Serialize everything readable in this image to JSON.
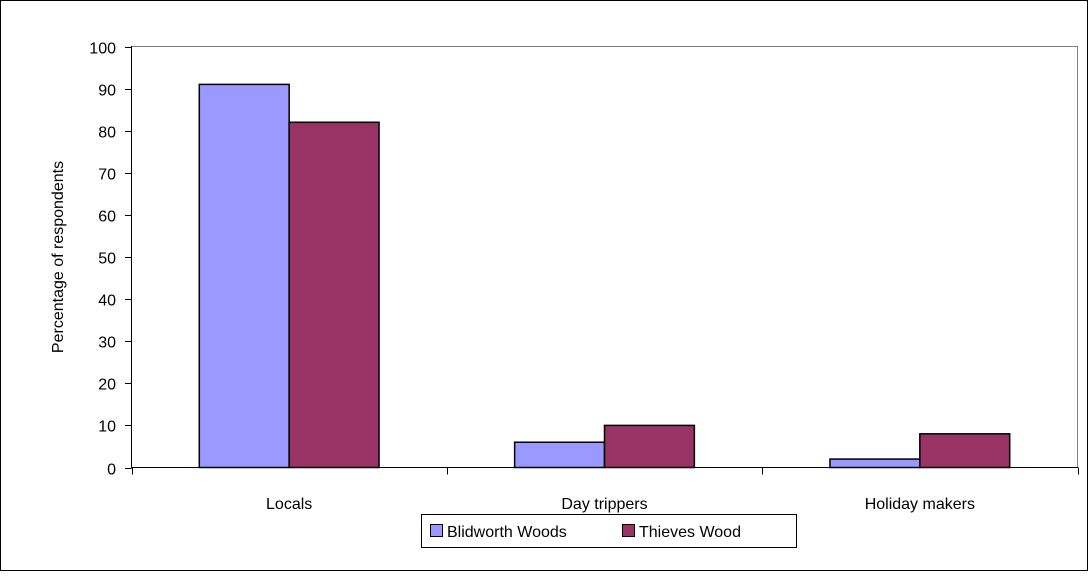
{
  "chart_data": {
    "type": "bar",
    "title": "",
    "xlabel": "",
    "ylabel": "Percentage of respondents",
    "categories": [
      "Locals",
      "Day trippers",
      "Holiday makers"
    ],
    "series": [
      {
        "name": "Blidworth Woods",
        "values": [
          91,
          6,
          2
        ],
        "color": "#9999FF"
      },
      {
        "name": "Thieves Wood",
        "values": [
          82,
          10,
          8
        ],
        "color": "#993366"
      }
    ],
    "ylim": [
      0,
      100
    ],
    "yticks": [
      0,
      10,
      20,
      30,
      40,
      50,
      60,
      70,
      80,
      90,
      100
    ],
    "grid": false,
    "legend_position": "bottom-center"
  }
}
········
Exercise brief: Restate the data above exactly, stripping out each image.

Solution:
Serialize everything readable in this image to JSON.
{
  "chart_data": {
    "type": "bar",
    "title": "",
    "xlabel": "",
    "ylabel": "Percentage of respondents",
    "categories": [
      "Locals",
      "Day trippers",
      "Holiday makers"
    ],
    "series": [
      {
        "name": "Blidworth Woods",
        "values": [
          91,
          6,
          2
        ],
        "color": "#9999FF"
      },
      {
        "name": "Thieves Wood",
        "values": [
          82,
          10,
          8
        ],
        "color": "#993366"
      }
    ],
    "ylim": [
      0,
      100
    ],
    "yticks": [
      0,
      10,
      20,
      30,
      40,
      50,
      60,
      70,
      80,
      90,
      100
    ],
    "grid": false,
    "legend_position": "bottom-center"
  }
}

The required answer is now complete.